- TASK -
Identify the lines that contain the string "icon", then copy each of them.

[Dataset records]
Start

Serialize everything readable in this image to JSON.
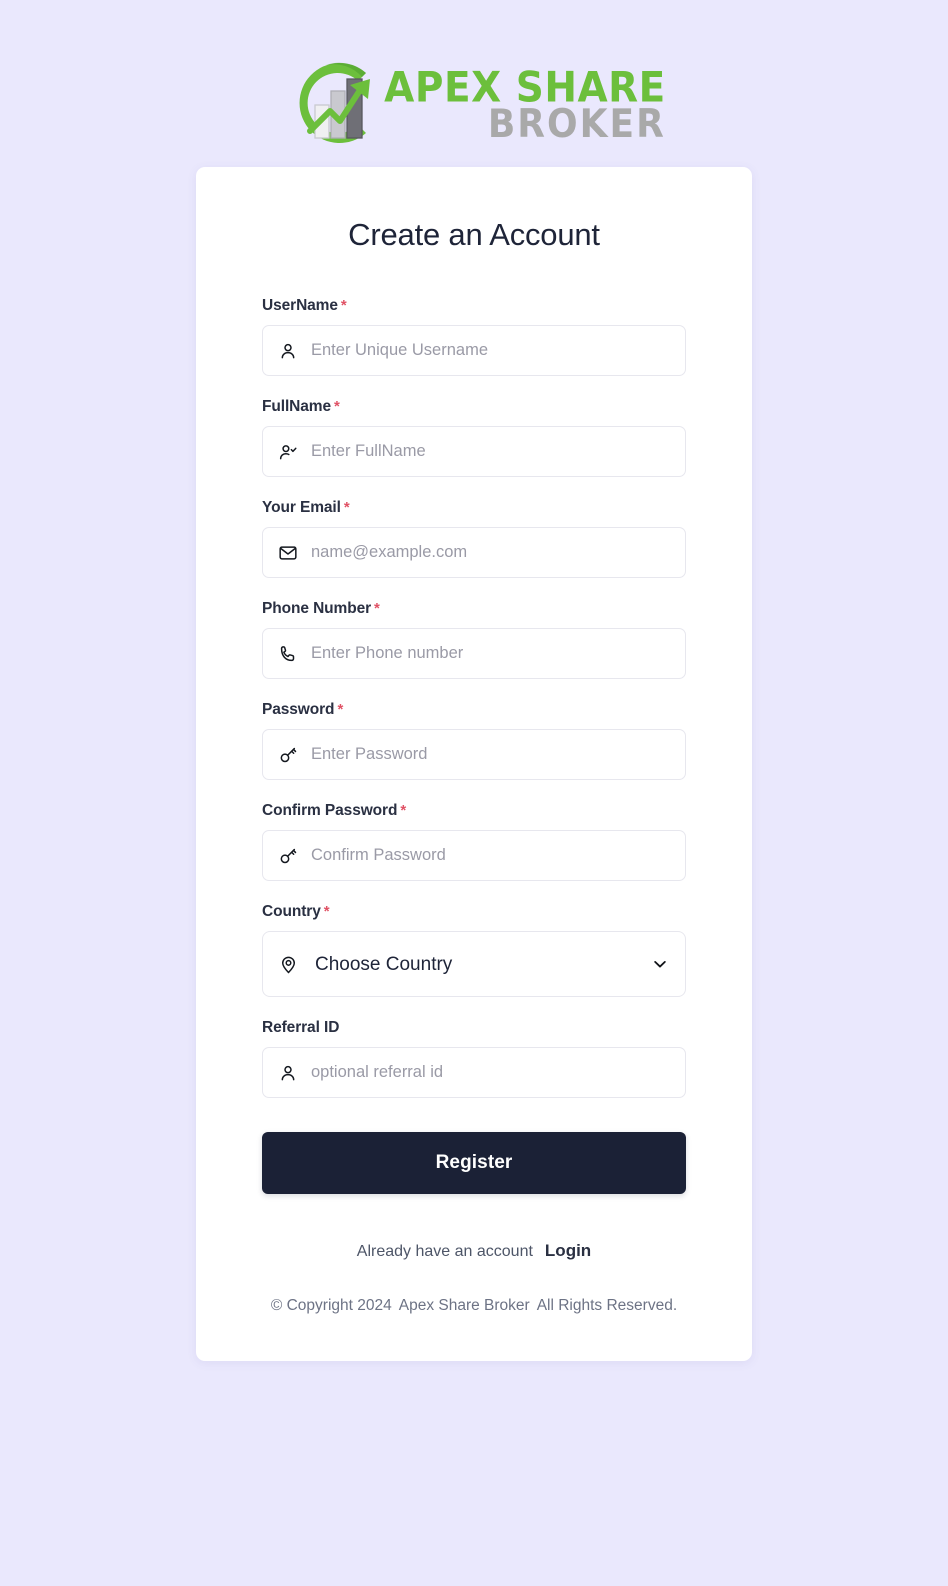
{
  "brand": {
    "logo_line1": "APEX SHARE",
    "logo_line2": "BROKER",
    "logo_mark_name": "apex-share-broker-logo",
    "green": "#6cbf3c",
    "gray": "#a9a9a9"
  },
  "card": {
    "title": "Create an Account"
  },
  "colors": {
    "page_background": "#eae8fd",
    "card_background": "#ffffff",
    "required_asterisk": "#e05265",
    "button_background": "#1b2136",
    "button_text": "#ffffff",
    "label_text": "#2a3042",
    "placeholder_text": "#9a9aa6",
    "input_border": "#e7e7ee"
  },
  "form": {
    "required_marker": "*",
    "fields": [
      {
        "key": "username",
        "label": "UserName",
        "required": true,
        "placeholder": "Enter Unique Username",
        "value": "",
        "icon": "user-icon",
        "type": "text"
      },
      {
        "key": "fullname",
        "label": "FullName",
        "required": true,
        "placeholder": "Enter FullName",
        "value": "",
        "icon": "user-check-icon",
        "type": "text"
      },
      {
        "key": "email",
        "label": "Your Email",
        "required": true,
        "placeholder": "name@example.com",
        "value": "",
        "icon": "envelope-icon",
        "type": "email"
      },
      {
        "key": "phone",
        "label": "Phone Number",
        "required": true,
        "placeholder": "Enter Phone number",
        "value": "",
        "icon": "phone-icon",
        "type": "tel"
      },
      {
        "key": "password",
        "label": "Password",
        "required": true,
        "placeholder": "Enter Password",
        "value": "",
        "icon": "key-icon",
        "type": "password"
      },
      {
        "key": "confirm_password",
        "label": "Confirm Password",
        "required": true,
        "placeholder": "Confirm Password",
        "value": "",
        "icon": "key-icon",
        "type": "password"
      },
      {
        "key": "referral",
        "label": "Referral ID",
        "required": false,
        "placeholder": "optional referral id",
        "value": "",
        "icon": "user-icon",
        "type": "text"
      }
    ],
    "country": {
      "key": "country",
      "label": "Country",
      "required": true,
      "selected": "Choose Country",
      "icon": "map-pin-icon",
      "chevron_icon": "chevron-down-icon",
      "options": [
        "Choose Country"
      ]
    },
    "submit_label": "Register"
  },
  "footer": {
    "have_account_text": "Already have an account",
    "login_label": "Login",
    "copyright_1": "© Copyright 2024",
    "copyright_2": "Apex Share Broker",
    "copyright_3": "All Rights Reserved."
  }
}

End

- SOLUTION FOR THIS TASK -
        "icon": "user-icon",
        "icon": "user-check-icon",
        "icon": "envelope-icon",
        "icon": "phone-icon",
        "icon": "key-icon",
        "icon": "key-icon",
        "icon": "user-icon",
      "icon": "map-pin-icon",
      "chevron_icon": "chevron-down-icon",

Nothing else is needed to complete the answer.